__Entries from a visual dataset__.
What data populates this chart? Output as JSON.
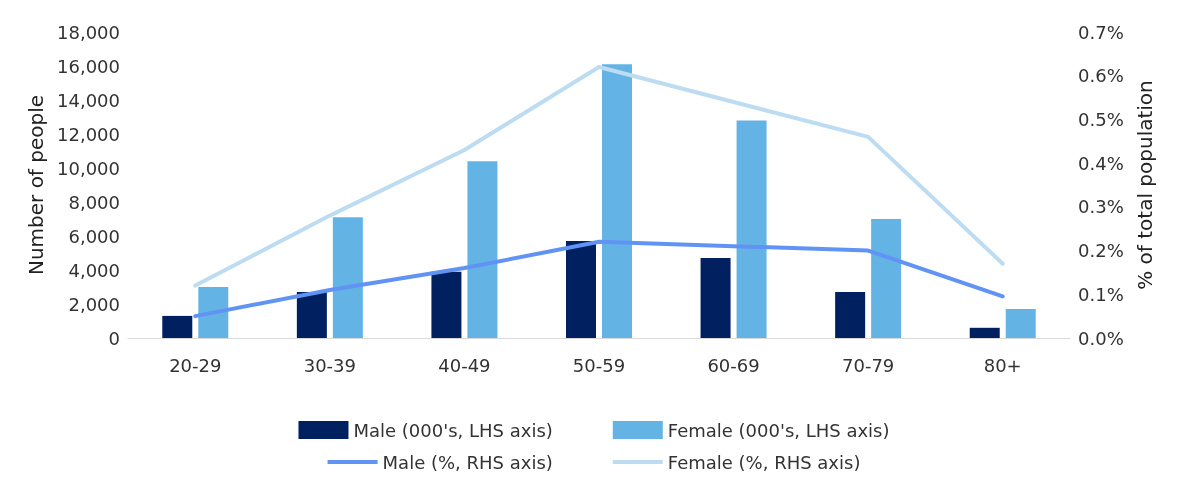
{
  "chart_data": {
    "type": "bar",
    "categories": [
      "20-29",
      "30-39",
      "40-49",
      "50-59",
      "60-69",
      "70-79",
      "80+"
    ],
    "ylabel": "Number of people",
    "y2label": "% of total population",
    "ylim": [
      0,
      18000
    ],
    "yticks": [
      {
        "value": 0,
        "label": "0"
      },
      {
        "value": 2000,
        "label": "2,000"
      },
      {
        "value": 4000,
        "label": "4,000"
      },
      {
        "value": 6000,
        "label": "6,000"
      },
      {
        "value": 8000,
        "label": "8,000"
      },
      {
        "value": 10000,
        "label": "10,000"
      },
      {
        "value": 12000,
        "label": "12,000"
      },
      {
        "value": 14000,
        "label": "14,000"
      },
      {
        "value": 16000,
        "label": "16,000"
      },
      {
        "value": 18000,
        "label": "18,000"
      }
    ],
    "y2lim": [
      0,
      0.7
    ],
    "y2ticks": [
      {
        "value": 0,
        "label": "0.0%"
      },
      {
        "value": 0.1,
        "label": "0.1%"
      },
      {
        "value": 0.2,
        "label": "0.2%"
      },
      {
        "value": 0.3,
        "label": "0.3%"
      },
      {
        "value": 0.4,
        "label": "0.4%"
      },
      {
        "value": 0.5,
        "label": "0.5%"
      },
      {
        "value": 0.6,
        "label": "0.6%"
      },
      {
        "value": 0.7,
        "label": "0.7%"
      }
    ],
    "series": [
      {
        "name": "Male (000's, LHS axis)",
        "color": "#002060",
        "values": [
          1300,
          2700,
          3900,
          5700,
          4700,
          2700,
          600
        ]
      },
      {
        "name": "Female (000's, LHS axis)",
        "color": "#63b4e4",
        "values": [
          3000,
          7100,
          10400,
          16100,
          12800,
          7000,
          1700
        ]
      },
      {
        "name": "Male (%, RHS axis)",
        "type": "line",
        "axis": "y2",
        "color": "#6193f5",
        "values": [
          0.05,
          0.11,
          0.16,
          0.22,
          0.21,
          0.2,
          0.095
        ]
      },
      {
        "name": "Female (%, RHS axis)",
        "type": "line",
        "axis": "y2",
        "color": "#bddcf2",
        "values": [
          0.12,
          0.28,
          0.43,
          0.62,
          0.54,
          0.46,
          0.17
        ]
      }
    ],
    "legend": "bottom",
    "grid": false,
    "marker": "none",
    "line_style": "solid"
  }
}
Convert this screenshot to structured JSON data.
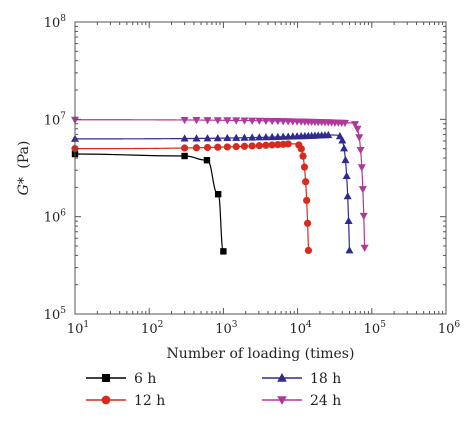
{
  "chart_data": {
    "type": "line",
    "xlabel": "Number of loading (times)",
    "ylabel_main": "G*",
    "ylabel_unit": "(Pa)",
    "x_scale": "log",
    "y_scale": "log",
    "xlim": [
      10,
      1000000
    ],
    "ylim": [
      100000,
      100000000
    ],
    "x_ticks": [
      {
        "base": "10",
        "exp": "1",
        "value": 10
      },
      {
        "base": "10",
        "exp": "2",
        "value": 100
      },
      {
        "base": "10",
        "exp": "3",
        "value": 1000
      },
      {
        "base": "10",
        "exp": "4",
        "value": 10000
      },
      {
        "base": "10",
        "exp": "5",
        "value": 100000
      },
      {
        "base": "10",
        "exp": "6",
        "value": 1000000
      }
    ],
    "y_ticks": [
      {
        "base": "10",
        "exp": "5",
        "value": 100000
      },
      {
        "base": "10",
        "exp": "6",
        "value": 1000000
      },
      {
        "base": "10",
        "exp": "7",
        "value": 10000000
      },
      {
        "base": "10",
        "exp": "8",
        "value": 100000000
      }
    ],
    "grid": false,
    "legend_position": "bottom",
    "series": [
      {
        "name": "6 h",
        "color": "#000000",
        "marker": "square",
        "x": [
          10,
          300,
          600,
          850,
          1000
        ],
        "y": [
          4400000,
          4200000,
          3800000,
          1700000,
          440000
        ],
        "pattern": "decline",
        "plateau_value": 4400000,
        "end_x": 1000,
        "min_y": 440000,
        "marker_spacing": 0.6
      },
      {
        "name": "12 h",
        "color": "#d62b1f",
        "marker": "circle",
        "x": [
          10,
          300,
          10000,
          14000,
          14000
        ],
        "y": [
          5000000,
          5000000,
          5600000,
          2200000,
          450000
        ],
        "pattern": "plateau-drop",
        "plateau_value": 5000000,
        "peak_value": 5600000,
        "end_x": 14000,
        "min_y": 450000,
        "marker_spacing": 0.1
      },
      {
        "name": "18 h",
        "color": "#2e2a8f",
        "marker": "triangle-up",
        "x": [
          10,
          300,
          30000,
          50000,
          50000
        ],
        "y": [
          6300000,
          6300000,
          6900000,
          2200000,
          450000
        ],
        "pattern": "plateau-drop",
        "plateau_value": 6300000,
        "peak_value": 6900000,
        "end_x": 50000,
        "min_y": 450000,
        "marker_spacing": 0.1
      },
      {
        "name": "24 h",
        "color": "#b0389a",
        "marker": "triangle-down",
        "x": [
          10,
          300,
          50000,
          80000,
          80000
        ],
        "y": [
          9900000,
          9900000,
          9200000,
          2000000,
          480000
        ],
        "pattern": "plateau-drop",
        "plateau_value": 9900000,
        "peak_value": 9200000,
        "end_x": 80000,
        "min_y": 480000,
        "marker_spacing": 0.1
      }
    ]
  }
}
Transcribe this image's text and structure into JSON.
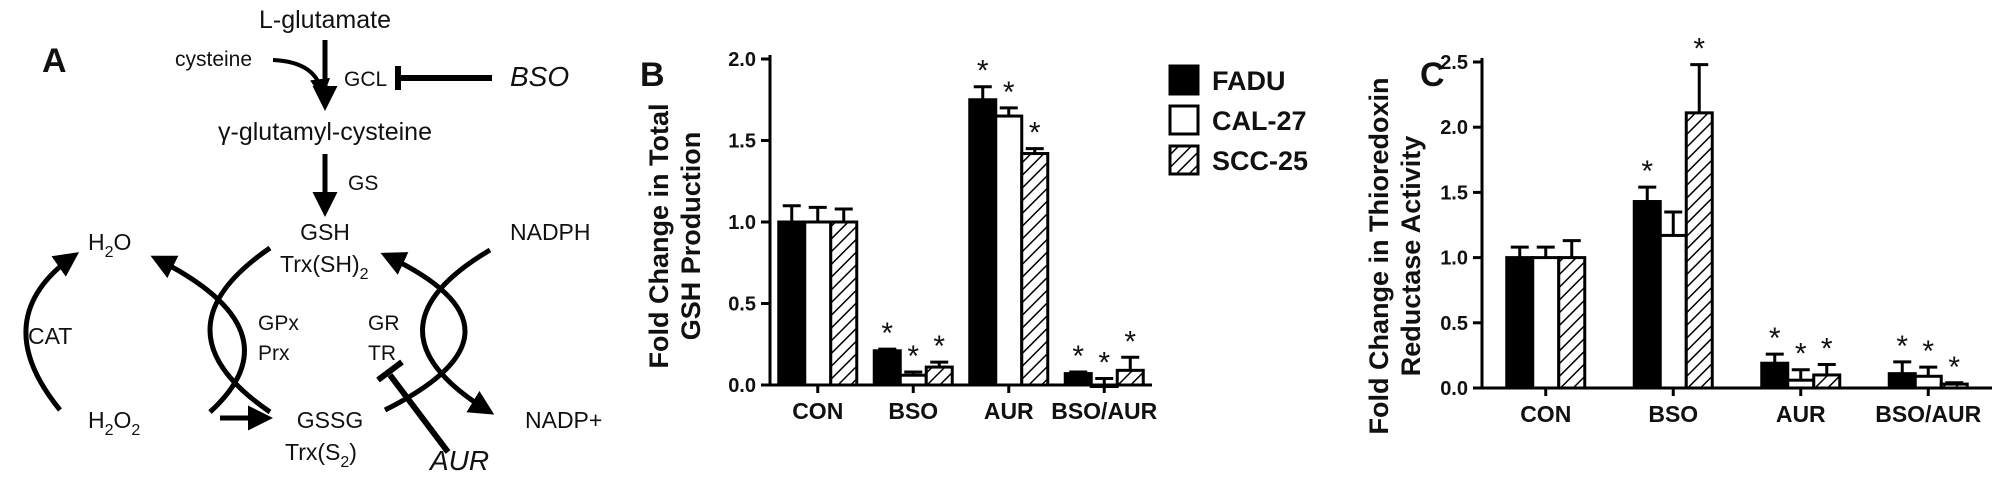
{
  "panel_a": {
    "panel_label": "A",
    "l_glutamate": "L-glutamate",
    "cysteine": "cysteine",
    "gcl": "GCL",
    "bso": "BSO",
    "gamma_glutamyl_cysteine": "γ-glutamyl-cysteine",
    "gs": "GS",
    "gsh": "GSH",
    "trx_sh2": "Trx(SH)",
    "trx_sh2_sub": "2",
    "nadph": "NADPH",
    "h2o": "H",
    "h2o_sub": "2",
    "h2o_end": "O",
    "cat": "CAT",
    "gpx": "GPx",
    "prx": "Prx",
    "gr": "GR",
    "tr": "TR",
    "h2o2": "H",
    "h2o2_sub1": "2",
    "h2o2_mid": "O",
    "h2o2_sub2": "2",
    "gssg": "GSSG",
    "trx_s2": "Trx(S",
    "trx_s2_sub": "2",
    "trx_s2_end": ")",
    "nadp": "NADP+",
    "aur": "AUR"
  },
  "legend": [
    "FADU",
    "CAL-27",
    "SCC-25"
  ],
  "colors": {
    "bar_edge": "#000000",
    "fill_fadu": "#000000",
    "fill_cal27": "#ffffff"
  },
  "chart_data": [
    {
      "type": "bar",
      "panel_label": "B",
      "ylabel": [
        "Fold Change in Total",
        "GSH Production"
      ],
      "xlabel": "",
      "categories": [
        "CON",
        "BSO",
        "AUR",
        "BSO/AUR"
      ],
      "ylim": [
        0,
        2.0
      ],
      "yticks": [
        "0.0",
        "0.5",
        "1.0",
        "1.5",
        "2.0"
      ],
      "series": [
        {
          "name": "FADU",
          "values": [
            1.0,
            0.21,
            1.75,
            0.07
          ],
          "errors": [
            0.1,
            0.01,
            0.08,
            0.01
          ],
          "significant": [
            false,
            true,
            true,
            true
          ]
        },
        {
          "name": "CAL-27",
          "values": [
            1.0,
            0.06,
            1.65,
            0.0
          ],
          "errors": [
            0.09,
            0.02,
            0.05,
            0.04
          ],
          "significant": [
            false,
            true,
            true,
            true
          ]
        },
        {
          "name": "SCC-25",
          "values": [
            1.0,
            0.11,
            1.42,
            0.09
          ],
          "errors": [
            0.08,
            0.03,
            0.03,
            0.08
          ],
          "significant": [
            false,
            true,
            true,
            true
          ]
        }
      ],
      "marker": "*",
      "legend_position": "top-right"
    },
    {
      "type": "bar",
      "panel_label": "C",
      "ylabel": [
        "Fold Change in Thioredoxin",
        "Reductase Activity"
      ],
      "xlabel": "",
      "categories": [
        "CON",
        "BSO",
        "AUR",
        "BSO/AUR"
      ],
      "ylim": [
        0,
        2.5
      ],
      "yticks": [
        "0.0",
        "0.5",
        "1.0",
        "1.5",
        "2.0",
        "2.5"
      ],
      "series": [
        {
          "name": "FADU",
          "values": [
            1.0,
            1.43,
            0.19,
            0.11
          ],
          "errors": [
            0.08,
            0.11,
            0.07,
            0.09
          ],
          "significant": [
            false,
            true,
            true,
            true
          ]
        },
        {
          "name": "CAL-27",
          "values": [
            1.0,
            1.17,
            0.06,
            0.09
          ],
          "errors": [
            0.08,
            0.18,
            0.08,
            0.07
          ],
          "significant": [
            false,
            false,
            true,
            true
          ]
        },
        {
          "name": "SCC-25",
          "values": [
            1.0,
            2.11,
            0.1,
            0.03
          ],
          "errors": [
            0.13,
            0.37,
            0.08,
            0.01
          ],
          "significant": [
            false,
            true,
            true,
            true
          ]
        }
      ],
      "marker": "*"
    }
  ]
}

__Directions__. Where a line of the material above holds the string "bottom", copy that line.

__Correct output__.
    "legend": "bottom",
    "legend_position": "bottom",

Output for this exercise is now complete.